#### [OBJECTIVE 1]
Quote the blog excerpt word for word, starting at "books.  that captivate" and ending at "it, rescue it?".
#### [OBJECTIVE 2]
Summarize the blog excerpt in two sentences.
#### [OBJECTIVE 3]
Write the next part of the blog excerpt, picking up after its final sentence.

#### [QUOTED PASSAGE]
Sunday, November 27, 2011

to all you lovers out there...




we've all seen movies about people who meet, fall in love,  and distance separates them, and two people give all they have to find each other.  or the movies where it's love at first site, or.....

books.  that captivate their reader for hours on end.

whatever, you know what i mean.

we all have some sort of love story.  whether it be finding a new friend, our family, having kids, or finding your husband/wife.  

in light of the Christmas season, i have a question for you.  how far would you go for love?  to find it, receive it, rescue it?  

the Father gave His only Son.  in my opinion, the giving of His Son was not just a gift, but a love story too.   

so, how far would go?  i'd love to hear your story.

Wednesday, November 23, 2011

indiana is for pinterester's

hi friends.  i'm sitting in starbucks again...i've been here 6.25 hours thus far.  i have never spent so much time in a starbucks in ALL my life (please exclude the time in my life when i was an employee, and all this starbucks talk will make more sense later.  keep reading).

anyway.

yesterday, kristin didn't have to work, so we spent the day together.  i took her to lunch at The Tin Lizzie.  she had never heard of it, which i couldn't believe, so that's where we headed.  it was a rainy day, so a warm sandwich and a cup of soup was perfect.  isn't she extraordinary?


after lunch we headed to centerville, indiana to an antique mall.  now, let me be honest, i didn't have much hope for this place.  centerville is much smaller than richmond and in the middle of NO WHERE!  i thought, "what is a place like centerville going to have to offer?"  but i kept my opinion to myself.

#### [INFORMATION PROVIDED]

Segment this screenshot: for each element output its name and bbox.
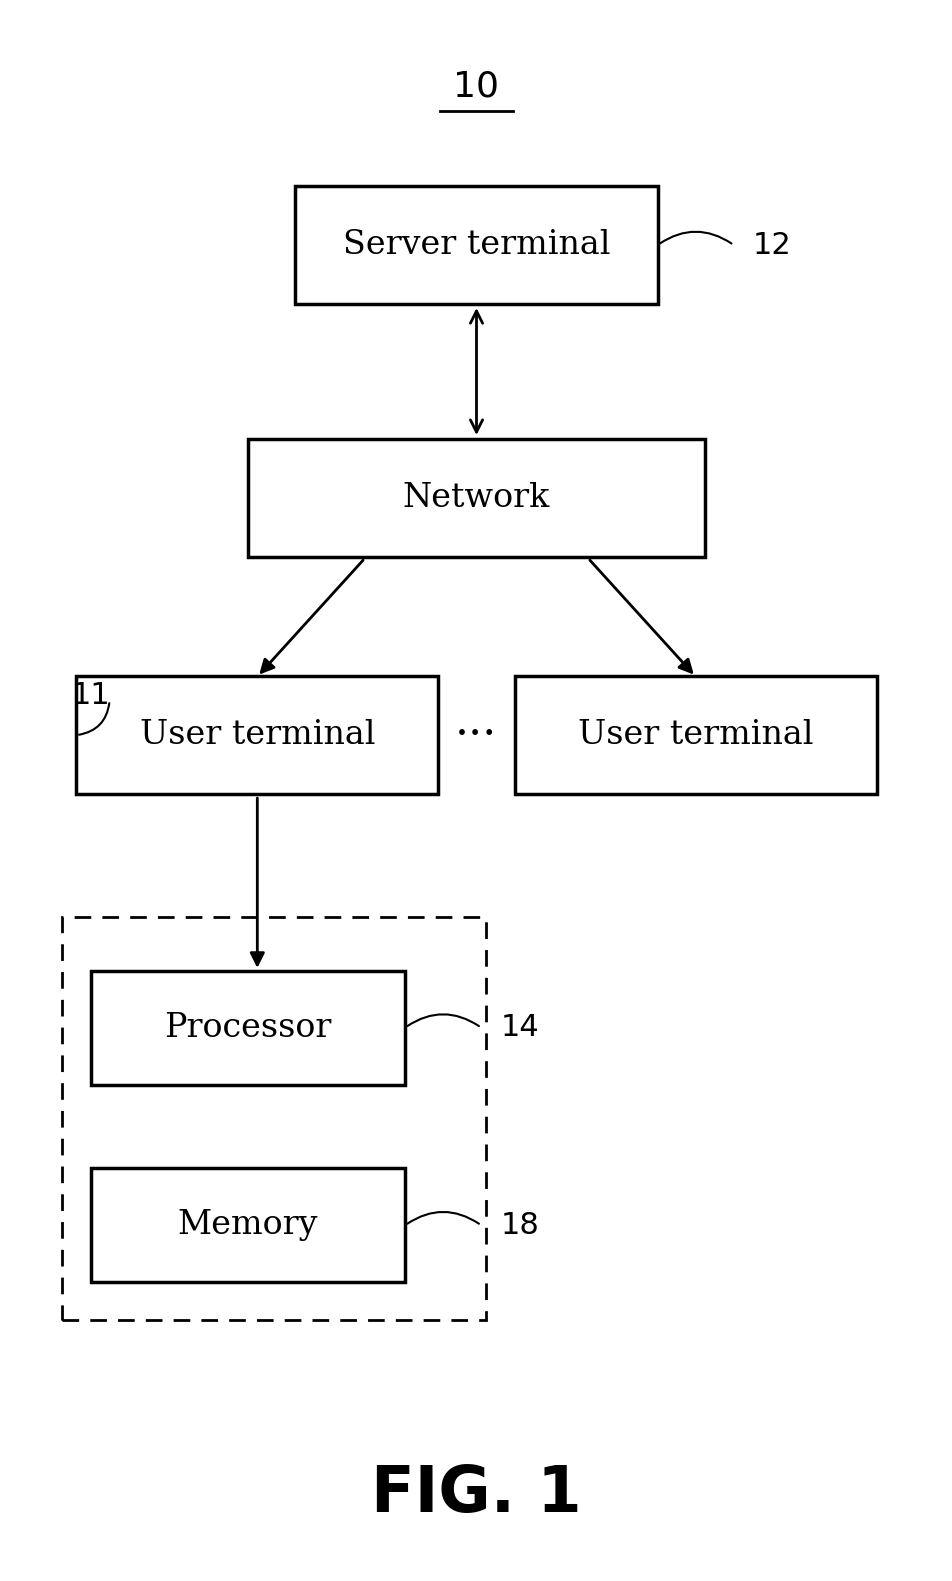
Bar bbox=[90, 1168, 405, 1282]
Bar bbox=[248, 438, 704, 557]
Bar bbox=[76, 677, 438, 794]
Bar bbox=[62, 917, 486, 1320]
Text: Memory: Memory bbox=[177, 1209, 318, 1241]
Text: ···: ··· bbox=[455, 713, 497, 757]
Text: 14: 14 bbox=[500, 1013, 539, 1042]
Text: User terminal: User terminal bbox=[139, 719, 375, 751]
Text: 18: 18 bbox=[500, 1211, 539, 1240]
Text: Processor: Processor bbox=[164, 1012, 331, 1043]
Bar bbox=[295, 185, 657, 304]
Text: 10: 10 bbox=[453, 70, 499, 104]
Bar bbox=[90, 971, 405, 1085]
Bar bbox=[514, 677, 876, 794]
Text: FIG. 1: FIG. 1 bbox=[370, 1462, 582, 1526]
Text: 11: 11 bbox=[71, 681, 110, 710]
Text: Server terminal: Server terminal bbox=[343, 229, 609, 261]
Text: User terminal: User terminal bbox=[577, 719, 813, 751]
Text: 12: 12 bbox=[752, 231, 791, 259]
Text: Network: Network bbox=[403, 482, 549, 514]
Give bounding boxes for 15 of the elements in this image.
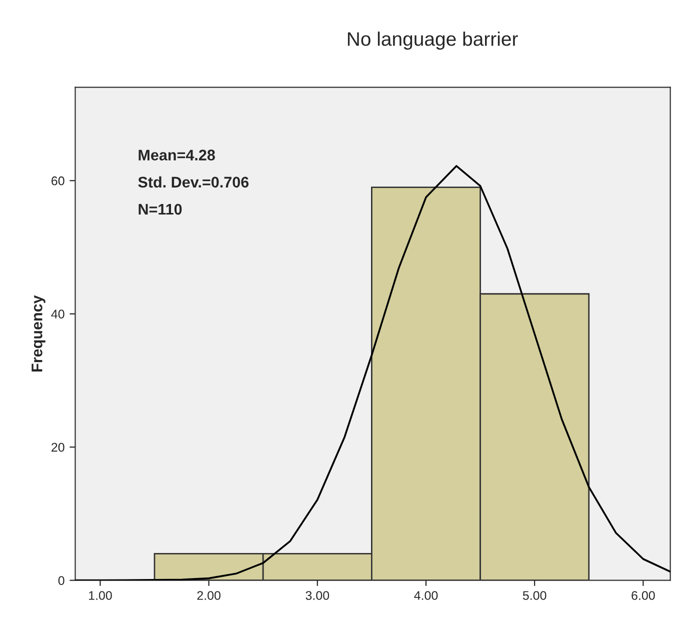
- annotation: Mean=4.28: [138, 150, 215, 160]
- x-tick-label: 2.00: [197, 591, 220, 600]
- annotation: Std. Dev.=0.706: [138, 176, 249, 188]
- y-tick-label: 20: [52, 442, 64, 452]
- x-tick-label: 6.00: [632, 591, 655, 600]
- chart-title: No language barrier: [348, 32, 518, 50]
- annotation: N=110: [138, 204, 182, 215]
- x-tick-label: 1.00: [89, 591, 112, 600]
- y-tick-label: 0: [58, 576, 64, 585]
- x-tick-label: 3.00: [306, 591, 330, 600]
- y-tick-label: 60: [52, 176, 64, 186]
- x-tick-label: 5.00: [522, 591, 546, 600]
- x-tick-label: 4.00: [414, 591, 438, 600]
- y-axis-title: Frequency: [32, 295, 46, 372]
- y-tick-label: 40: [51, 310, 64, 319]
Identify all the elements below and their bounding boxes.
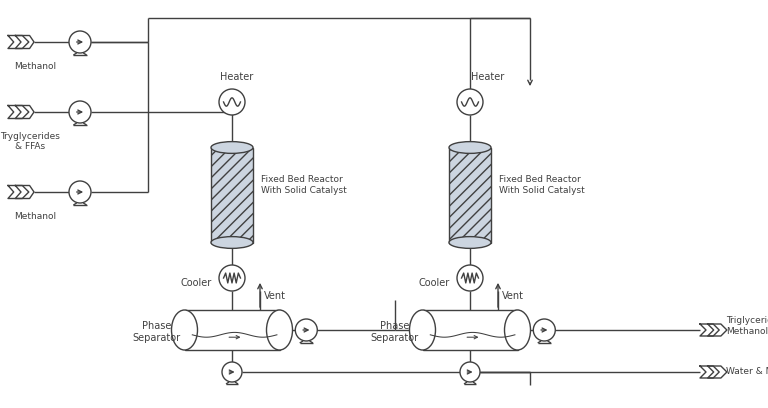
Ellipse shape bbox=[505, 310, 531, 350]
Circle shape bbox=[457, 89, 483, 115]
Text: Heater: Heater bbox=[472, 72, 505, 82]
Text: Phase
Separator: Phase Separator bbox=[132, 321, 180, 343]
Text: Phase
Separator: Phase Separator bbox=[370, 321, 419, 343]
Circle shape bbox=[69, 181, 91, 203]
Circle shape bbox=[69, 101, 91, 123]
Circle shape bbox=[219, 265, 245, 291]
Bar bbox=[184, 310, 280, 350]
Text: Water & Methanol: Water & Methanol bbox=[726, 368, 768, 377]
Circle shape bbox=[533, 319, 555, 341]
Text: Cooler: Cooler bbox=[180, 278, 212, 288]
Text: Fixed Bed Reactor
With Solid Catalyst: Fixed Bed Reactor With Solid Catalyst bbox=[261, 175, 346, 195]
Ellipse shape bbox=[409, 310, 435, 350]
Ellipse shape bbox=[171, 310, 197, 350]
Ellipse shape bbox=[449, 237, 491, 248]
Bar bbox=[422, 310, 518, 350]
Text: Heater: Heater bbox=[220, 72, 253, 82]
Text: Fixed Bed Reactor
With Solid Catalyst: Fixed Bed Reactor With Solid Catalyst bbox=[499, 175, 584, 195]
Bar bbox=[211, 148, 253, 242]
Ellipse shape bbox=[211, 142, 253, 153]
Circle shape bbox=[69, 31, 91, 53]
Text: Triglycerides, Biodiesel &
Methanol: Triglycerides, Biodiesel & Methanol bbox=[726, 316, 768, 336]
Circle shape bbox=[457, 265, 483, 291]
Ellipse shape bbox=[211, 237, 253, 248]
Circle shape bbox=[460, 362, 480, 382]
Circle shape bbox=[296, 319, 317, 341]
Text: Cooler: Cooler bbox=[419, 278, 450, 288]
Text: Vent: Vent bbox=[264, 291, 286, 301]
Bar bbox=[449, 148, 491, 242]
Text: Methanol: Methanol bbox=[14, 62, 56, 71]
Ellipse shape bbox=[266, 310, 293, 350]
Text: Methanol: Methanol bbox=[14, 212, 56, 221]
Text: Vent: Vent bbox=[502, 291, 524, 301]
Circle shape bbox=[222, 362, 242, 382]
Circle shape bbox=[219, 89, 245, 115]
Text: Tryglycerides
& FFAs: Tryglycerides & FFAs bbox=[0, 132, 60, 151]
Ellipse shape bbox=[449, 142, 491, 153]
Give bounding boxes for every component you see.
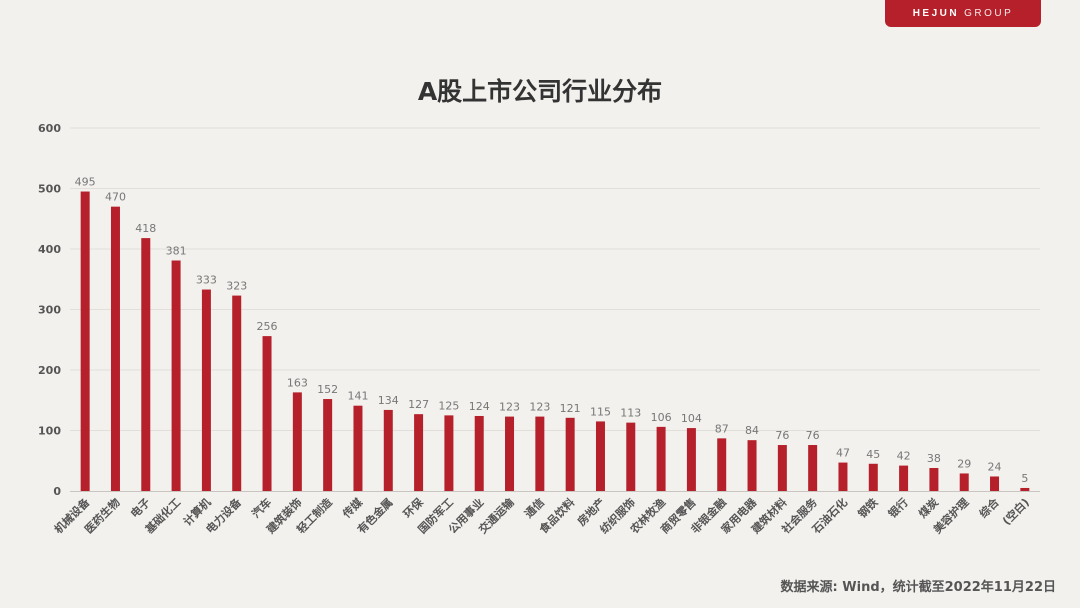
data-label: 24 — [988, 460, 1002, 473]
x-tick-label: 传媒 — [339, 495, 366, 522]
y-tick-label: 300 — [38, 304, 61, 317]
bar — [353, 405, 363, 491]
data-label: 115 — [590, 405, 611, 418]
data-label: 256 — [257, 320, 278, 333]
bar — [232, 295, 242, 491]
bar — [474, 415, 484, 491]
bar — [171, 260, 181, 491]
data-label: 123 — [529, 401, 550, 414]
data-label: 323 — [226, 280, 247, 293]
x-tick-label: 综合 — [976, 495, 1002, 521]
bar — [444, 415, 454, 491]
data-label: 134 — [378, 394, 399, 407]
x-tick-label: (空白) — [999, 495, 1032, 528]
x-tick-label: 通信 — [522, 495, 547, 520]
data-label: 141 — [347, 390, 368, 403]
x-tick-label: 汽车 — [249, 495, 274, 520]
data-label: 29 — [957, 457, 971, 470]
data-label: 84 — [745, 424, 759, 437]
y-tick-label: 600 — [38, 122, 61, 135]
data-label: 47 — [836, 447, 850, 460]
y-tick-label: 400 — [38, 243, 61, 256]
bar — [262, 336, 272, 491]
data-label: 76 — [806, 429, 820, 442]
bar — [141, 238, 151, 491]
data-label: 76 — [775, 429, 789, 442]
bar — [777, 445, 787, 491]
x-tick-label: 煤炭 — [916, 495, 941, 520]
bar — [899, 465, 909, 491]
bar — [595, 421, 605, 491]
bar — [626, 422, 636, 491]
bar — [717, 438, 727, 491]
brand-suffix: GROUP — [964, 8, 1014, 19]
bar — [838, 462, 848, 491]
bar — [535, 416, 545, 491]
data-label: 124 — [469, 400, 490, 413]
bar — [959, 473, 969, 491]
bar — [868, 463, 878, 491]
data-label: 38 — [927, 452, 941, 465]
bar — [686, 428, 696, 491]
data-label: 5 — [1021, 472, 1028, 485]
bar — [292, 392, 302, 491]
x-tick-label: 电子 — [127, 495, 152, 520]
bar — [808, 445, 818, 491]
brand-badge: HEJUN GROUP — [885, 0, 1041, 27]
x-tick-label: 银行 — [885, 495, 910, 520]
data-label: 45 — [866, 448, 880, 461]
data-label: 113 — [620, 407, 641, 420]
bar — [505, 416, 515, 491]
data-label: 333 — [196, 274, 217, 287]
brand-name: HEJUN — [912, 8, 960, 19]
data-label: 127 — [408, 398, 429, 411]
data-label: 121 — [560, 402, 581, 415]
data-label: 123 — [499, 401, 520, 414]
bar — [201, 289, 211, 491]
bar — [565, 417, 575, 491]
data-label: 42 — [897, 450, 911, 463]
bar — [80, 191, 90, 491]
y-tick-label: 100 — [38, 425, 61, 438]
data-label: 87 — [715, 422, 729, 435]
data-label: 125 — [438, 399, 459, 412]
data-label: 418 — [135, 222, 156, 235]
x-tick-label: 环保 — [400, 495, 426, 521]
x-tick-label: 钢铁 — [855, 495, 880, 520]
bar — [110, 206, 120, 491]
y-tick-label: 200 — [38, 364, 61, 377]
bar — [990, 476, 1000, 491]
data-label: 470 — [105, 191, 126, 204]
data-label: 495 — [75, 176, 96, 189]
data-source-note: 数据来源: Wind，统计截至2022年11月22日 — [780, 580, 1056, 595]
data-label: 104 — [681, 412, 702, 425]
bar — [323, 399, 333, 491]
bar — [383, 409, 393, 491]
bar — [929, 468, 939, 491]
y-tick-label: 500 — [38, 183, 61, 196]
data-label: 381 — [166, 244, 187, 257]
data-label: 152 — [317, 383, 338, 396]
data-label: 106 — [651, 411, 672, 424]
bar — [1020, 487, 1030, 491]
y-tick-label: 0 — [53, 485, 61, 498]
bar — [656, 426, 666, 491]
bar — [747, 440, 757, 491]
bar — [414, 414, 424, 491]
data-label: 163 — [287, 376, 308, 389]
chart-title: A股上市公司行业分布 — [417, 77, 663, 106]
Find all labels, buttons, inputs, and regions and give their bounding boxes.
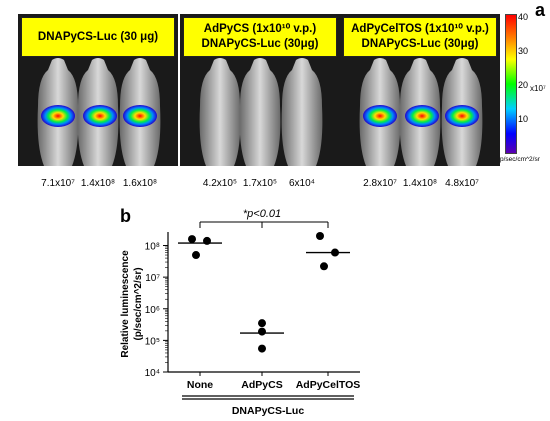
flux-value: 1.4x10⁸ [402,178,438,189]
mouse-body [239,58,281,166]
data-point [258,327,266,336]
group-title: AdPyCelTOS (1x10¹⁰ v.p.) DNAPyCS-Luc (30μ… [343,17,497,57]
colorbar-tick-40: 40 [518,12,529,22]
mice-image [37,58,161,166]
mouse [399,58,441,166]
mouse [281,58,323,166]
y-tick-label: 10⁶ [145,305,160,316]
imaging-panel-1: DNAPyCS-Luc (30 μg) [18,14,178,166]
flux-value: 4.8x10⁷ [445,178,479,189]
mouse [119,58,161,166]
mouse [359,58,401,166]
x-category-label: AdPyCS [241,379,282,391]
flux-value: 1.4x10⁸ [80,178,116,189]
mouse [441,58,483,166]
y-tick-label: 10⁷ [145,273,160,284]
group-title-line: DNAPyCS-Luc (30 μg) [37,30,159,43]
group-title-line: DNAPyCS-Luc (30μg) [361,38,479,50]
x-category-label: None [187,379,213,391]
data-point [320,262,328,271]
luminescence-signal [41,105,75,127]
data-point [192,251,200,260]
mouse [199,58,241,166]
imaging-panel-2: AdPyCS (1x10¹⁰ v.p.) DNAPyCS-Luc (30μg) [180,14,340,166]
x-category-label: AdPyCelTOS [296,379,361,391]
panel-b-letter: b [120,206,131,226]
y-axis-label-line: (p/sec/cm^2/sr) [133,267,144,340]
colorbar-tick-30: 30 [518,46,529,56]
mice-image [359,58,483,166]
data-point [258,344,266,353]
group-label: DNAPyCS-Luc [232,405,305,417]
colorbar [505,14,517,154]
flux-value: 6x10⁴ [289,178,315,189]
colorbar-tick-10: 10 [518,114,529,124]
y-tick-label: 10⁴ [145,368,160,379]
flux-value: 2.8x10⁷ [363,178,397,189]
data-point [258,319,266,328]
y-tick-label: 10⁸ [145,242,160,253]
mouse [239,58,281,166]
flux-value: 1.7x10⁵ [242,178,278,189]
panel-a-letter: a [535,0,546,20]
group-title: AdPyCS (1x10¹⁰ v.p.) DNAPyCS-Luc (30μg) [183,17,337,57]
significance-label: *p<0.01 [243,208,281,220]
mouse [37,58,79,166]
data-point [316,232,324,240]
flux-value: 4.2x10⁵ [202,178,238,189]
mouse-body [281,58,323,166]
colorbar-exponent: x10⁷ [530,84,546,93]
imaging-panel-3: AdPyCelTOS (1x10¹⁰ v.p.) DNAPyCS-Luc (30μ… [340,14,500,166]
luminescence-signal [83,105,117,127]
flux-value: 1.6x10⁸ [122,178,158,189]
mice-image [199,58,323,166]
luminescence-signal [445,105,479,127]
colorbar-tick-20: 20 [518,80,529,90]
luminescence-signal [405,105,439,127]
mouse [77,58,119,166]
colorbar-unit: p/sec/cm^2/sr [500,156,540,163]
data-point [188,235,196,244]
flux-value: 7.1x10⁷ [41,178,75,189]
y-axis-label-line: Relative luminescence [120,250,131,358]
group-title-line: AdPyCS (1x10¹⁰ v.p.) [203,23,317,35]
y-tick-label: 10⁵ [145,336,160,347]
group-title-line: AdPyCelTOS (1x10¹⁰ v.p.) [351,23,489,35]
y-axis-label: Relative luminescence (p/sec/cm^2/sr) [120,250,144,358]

#### [EXERCISE RESPONSE 1]
books.  that captivate their reader for hours on end.

whatever, you know what i mean.

we all have some sort of love story.  whether it be finding a new friend, our family, having kids, or finding your husband/wife.  

in light of the Christmas season, i have a question for you.  how far would you go for love?  to find it, receive it, rescue it?

#### [EXERCISE RESPONSE 2]
The first post asks readers, in light of the Christmas season, how far they would go for love, and describes the Father's giving of His only Son as both a gift and a love story. The second post recounts a rainy day spent with Kristin, starting with lunch at The Tin Lizzie and continuing with a trip to an antique mall in Centerville, Indiana.

#### [EXERCISE RESPONSE 3]
i was SOOOOOOOO wrong.  you know all the super old, but really cool things you find on pinterest that you only dream of finding in an antique/thrift store near you?  well, they're in this building.  you wouldn't believe the prices either.  the furniture is basically free compared to prices in the DFW area.  take a look at these pieces...


$157

$150

$85

what a FABULOUS idea!

$55 - i'm not kidding
love...

for kimber...

i wanted all 23 camera's on the shelf

had original film and all



can you believe it?  i could post 1,000 pictures of stuff i found, but you get the idea.  you should have heard all the moaning and grunting from krisin and i because we wanted EVERYTHING we saw.  i even bought kimber's little baby boo a present while there ;) i wanted a truck, the boy to load it all up, and a lot more money.  but regardless, we had a great time there.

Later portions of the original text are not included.